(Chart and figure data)
★ ★ ★ ★ ★ ★ ★

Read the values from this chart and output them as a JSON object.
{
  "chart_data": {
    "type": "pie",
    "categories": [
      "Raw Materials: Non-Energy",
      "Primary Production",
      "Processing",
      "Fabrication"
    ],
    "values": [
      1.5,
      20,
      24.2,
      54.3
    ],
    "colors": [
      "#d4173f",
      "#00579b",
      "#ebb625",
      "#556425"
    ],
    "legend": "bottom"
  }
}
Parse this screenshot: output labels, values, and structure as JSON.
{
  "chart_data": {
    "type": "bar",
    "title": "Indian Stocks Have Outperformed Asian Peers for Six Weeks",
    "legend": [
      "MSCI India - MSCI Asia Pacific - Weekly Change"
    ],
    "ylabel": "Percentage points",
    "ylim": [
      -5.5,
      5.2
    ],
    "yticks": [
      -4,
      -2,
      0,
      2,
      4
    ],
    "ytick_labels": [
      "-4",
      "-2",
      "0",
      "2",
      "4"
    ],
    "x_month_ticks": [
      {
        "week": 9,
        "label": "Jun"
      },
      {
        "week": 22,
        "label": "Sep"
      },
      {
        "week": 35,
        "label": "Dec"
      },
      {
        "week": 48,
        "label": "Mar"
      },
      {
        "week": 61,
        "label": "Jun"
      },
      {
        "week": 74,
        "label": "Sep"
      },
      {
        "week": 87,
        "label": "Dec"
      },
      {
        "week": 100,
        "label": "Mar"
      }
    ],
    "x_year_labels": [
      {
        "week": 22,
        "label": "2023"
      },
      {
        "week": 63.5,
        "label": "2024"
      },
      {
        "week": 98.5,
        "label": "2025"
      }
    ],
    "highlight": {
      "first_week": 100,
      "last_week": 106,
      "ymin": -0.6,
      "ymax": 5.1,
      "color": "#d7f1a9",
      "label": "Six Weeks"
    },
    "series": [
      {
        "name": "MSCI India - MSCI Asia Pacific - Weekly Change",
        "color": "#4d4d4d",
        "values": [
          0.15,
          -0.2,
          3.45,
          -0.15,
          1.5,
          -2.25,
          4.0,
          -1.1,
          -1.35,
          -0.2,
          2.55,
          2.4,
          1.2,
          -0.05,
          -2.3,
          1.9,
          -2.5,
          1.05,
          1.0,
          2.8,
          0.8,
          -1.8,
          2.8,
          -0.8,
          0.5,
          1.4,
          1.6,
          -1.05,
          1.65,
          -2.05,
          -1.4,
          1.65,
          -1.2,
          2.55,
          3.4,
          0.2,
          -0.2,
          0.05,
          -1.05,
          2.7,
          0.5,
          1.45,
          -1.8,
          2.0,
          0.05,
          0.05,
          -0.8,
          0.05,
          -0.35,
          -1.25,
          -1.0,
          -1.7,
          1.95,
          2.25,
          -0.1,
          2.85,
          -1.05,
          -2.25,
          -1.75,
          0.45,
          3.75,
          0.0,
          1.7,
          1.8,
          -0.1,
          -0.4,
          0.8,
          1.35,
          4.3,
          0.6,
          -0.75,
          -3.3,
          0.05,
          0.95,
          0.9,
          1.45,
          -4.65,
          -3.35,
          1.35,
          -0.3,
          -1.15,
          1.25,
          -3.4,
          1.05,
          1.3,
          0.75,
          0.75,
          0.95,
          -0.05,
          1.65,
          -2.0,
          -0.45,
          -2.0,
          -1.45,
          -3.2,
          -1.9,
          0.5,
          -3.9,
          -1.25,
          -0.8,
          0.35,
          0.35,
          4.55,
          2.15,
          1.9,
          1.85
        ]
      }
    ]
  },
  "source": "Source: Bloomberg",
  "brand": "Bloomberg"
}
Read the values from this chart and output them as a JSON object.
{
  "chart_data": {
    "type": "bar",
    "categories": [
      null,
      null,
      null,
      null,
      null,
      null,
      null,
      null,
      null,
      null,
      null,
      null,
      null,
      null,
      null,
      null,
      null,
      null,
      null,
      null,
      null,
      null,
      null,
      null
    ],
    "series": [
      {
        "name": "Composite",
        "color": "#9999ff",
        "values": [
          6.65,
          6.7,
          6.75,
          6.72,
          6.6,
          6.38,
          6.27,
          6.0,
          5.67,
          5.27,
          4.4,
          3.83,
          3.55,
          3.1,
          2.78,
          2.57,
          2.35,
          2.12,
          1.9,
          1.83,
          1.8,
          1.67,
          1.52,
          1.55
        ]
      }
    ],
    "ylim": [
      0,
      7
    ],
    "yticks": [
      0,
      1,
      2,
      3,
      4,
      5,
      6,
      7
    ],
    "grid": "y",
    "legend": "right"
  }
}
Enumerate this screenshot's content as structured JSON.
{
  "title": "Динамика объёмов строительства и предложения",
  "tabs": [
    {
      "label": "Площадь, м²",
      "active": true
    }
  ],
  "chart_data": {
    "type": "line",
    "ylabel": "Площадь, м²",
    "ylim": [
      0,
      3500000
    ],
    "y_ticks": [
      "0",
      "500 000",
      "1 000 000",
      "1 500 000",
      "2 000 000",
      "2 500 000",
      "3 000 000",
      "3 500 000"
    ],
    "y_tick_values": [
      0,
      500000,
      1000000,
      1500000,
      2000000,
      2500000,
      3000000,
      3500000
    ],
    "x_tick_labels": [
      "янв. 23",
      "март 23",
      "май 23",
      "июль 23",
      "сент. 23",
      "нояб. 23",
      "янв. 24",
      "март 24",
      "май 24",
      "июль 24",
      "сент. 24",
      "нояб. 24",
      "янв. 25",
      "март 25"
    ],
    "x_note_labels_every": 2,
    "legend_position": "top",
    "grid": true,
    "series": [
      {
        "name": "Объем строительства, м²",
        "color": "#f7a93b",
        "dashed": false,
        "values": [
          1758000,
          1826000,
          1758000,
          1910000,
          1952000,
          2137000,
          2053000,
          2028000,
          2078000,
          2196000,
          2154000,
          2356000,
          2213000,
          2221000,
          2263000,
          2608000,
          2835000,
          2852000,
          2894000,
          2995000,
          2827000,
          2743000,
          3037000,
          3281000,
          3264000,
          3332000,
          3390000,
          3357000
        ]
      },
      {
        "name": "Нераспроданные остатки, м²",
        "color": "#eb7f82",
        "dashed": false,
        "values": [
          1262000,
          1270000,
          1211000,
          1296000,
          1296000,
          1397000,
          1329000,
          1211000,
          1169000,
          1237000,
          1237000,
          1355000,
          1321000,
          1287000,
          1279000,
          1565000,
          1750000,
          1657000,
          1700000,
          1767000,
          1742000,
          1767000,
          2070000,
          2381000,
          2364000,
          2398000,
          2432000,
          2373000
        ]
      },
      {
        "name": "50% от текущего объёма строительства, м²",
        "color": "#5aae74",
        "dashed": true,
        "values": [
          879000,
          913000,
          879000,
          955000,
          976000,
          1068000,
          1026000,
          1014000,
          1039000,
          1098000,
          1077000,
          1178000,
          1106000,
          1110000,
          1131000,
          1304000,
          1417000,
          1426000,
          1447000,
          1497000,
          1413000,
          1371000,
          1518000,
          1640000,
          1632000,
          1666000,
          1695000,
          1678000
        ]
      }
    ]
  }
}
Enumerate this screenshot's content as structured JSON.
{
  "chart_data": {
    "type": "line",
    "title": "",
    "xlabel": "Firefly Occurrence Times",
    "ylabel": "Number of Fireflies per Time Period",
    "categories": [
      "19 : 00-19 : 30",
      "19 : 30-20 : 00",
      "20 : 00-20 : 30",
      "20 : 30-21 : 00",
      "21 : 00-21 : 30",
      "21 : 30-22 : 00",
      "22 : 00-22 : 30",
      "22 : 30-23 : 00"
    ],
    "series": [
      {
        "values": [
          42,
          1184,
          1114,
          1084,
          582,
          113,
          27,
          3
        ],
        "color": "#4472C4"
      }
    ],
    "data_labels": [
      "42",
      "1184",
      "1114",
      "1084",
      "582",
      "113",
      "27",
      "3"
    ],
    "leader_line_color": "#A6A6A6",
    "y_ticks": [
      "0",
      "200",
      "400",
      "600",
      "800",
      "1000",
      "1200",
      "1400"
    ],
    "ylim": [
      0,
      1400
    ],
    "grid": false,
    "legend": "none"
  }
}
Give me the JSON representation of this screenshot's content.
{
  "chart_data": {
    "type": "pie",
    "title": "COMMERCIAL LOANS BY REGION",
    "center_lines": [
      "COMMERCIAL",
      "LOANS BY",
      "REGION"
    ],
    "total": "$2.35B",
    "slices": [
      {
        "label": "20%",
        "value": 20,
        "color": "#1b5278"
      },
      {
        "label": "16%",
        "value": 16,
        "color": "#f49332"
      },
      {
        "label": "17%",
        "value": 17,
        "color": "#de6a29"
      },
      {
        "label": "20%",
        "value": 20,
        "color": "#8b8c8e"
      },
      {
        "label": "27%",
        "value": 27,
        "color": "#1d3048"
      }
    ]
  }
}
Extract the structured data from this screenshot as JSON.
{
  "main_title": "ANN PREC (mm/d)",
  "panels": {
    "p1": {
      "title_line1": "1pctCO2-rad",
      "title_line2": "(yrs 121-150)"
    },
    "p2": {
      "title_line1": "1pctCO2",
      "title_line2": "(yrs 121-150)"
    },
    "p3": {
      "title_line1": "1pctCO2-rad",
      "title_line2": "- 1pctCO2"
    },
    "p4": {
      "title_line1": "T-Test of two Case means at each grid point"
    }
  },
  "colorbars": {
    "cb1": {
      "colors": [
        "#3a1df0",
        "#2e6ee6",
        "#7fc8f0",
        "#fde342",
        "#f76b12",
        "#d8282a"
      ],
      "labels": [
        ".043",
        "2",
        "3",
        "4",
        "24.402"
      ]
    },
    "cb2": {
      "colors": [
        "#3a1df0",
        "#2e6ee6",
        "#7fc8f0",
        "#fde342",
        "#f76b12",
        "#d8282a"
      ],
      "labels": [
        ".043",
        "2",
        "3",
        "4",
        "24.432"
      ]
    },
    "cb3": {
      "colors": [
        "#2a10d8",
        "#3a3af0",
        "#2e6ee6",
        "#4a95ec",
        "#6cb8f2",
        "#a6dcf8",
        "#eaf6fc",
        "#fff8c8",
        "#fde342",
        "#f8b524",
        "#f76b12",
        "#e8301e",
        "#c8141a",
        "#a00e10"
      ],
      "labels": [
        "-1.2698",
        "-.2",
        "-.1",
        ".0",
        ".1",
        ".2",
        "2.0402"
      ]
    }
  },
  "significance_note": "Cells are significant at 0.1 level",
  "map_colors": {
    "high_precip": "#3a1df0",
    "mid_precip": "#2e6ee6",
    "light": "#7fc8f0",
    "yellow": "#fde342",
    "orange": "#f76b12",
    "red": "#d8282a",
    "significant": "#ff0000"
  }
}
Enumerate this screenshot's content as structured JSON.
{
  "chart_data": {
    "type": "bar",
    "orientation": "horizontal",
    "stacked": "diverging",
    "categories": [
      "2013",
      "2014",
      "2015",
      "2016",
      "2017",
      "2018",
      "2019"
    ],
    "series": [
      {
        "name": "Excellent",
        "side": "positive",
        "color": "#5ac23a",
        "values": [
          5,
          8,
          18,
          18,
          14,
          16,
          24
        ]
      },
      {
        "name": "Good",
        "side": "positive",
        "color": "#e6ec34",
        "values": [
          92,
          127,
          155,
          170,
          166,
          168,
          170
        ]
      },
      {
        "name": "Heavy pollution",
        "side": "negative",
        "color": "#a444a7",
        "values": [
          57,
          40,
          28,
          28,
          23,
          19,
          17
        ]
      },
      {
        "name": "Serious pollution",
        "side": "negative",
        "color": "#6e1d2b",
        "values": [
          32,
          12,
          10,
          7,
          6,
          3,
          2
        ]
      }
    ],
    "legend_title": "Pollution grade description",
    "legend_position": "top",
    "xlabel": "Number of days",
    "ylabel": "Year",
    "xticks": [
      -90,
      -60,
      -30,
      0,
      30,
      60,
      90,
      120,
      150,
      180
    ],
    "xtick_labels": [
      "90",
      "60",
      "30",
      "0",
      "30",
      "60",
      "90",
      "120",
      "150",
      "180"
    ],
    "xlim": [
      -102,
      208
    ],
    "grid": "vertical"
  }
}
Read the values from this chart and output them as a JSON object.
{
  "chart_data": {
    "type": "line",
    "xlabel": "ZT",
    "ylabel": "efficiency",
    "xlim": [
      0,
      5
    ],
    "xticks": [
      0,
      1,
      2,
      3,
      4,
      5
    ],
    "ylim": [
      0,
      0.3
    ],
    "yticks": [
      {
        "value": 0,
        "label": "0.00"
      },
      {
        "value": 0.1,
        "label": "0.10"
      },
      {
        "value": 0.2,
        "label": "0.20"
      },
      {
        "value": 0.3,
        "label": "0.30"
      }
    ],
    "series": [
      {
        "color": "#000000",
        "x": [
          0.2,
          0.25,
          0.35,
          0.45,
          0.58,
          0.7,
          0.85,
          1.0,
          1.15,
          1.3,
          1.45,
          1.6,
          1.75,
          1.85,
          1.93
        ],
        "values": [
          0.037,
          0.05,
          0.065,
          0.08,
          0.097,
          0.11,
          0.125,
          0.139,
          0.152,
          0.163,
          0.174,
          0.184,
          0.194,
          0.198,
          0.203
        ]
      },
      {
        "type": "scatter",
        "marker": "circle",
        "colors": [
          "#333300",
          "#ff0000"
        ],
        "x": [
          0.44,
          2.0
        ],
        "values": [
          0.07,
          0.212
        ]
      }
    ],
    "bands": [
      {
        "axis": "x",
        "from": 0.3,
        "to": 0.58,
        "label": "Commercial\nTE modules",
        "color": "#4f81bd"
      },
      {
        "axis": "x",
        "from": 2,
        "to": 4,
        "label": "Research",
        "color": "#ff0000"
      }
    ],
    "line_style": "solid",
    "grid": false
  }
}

★ ★ ★ ★ ★ ★ ★

■ What you are asked to do ■
Find every line above that contains the word "significant", and return each one.

■ Complete response ■
  "significance_note": "Cells are significant at 0.1 level",
    "significant": "#ff0000"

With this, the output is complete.